TASK DIRECTIONS:
Find all lines below containing the string "private" and return them.

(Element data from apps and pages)

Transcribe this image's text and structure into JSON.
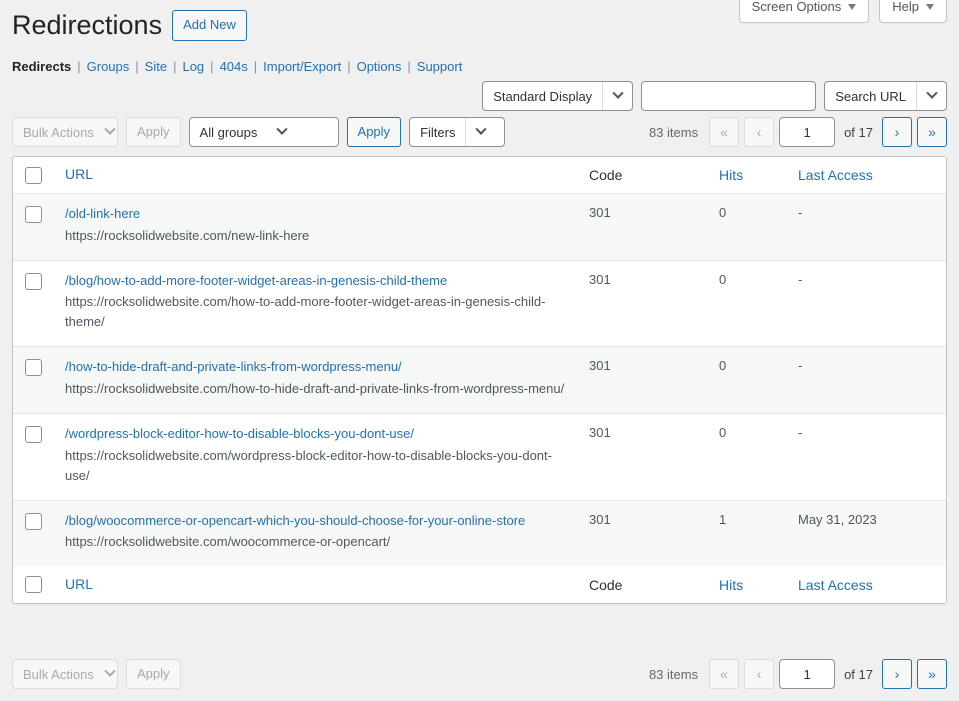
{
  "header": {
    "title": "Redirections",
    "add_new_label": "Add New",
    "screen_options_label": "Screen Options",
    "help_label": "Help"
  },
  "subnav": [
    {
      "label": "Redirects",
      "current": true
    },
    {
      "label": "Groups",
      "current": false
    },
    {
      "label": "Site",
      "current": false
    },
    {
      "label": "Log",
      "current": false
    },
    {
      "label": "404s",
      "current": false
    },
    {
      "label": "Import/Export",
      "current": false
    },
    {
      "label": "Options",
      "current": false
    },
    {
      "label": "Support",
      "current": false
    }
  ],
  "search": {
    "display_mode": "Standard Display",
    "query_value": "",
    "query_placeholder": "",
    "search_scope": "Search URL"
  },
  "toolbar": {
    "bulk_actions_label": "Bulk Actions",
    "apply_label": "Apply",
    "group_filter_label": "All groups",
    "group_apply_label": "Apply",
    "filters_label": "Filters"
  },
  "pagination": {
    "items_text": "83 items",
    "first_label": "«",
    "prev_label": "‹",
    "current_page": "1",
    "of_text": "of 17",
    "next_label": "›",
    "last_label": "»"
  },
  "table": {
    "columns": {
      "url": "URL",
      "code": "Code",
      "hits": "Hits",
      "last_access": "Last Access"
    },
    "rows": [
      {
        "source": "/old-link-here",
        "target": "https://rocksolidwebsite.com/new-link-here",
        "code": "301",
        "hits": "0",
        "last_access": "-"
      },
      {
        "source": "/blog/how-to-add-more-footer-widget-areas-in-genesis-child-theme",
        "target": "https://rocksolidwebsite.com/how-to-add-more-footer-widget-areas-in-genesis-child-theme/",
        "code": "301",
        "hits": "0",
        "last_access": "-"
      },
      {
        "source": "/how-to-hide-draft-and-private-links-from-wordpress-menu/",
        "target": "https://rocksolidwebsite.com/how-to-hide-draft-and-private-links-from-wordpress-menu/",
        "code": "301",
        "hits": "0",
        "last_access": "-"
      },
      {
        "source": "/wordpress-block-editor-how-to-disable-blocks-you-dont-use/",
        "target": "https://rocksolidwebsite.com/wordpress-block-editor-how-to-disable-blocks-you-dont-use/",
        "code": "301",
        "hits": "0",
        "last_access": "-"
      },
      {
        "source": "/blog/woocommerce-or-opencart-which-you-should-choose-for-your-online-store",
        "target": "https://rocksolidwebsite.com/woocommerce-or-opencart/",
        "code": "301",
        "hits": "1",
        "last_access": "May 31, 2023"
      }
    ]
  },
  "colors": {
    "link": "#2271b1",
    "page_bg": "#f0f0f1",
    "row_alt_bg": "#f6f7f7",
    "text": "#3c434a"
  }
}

RESPONSE TO THIS TASK:
        "source": "/how-to-hide-draft-and-private-links-from-wordpress-menu/",
        "target": "https://rocksolidwebsite.com/how-to-hide-draft-and-private-links-from-wordpress-menu/",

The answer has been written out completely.